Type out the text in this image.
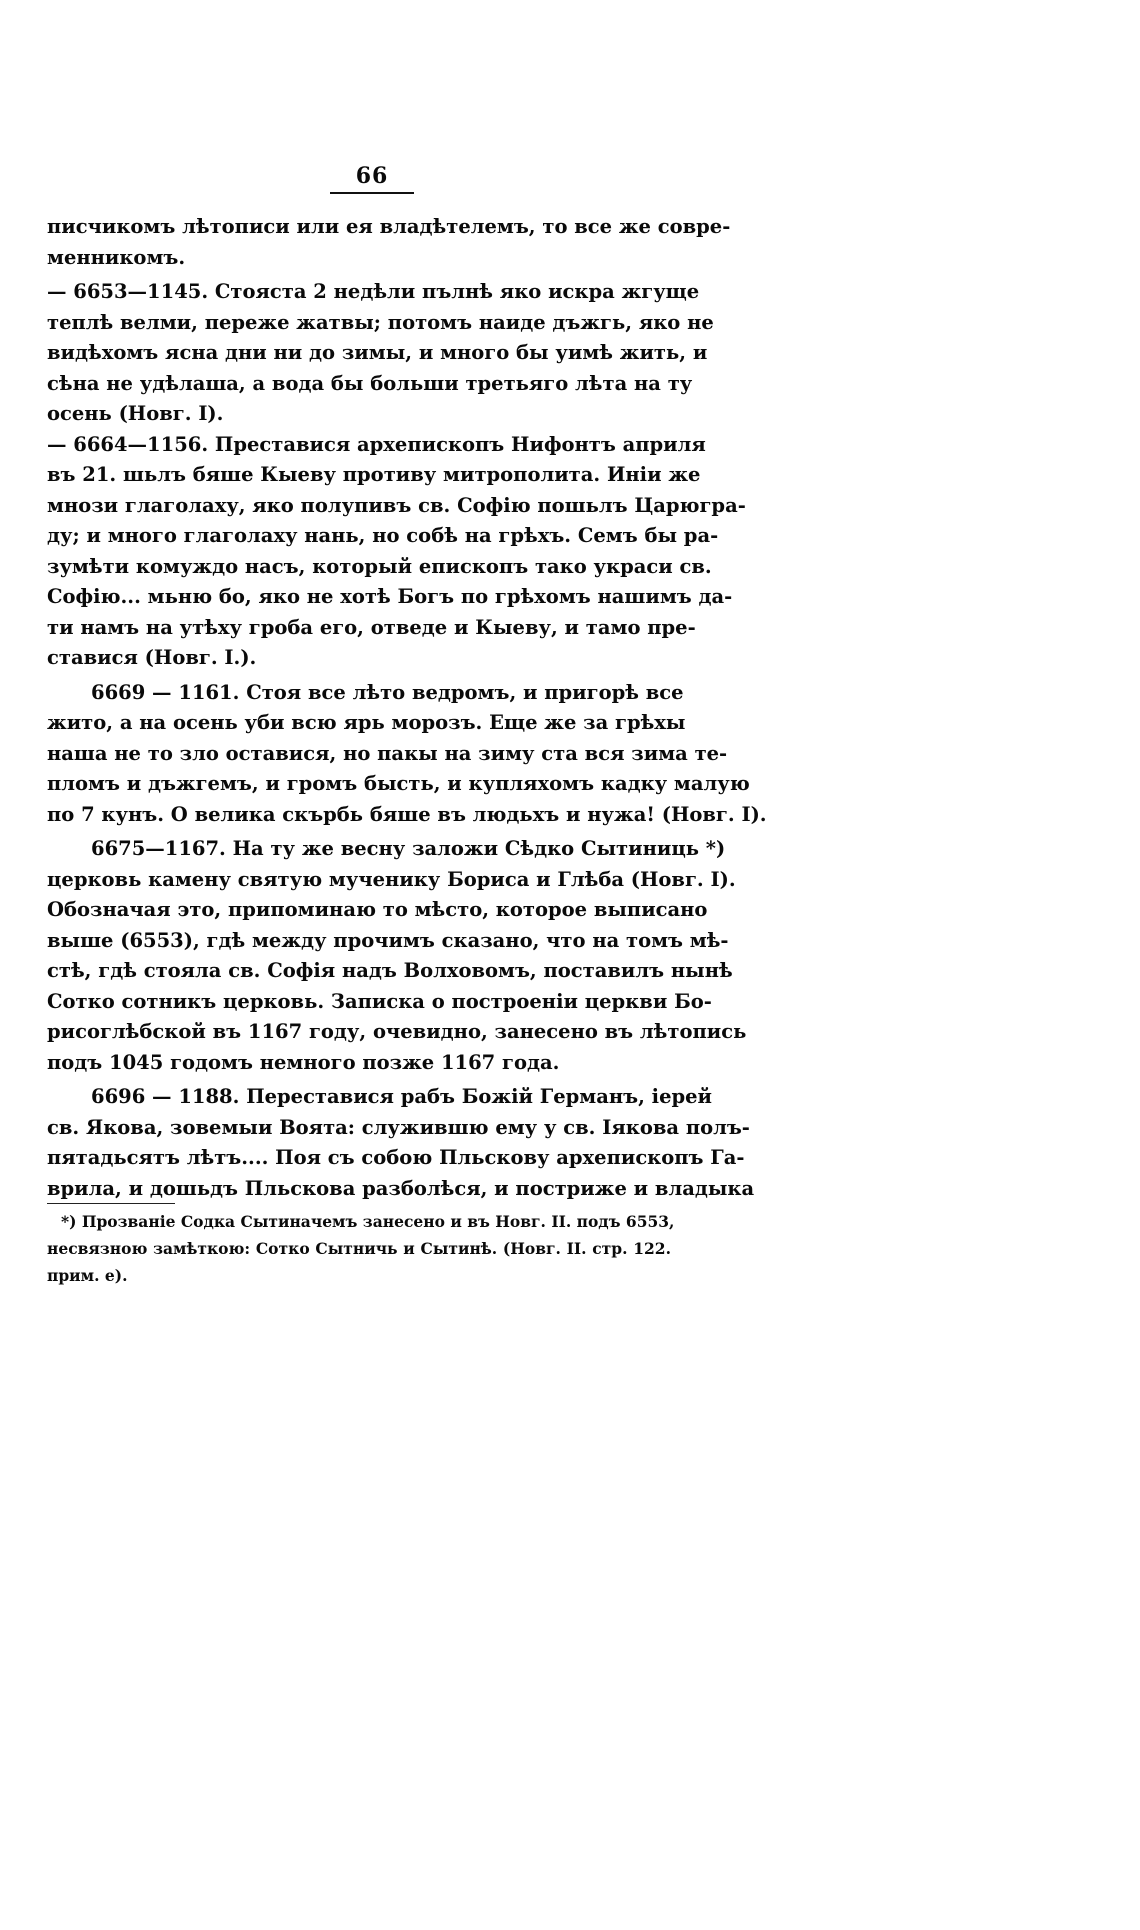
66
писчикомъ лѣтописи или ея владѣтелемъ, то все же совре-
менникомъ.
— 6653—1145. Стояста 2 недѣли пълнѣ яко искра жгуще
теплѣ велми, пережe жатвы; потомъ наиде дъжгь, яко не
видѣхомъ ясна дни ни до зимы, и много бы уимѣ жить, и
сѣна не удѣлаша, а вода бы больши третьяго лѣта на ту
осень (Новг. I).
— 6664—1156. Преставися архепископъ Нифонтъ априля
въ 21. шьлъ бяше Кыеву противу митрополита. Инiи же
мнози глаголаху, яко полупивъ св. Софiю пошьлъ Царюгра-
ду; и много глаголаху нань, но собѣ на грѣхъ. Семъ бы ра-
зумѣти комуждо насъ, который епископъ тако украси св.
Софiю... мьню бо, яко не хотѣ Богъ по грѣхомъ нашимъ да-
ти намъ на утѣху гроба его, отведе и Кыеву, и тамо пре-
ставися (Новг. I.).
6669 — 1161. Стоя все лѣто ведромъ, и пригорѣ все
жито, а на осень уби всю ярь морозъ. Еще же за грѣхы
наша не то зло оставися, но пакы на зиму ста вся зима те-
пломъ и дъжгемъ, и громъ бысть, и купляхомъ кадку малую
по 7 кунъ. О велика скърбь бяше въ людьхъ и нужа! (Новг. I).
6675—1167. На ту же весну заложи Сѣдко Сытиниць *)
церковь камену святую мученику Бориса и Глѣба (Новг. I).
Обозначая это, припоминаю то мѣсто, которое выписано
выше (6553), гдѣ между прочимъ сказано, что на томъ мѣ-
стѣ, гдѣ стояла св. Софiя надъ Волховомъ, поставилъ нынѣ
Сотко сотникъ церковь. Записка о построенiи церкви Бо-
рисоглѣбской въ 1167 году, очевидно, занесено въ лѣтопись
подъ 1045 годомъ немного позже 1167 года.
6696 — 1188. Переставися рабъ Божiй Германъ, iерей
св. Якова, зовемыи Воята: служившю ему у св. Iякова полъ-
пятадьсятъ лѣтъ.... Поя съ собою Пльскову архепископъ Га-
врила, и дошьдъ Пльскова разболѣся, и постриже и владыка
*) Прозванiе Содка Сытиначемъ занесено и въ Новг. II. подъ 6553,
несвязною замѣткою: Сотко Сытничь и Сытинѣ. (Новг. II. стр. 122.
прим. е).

##############################

▶ [AIM]: The word "Кыеву" appears in how many lines of the records? Give the number only.

▶ [TASK SOLUTION]: 2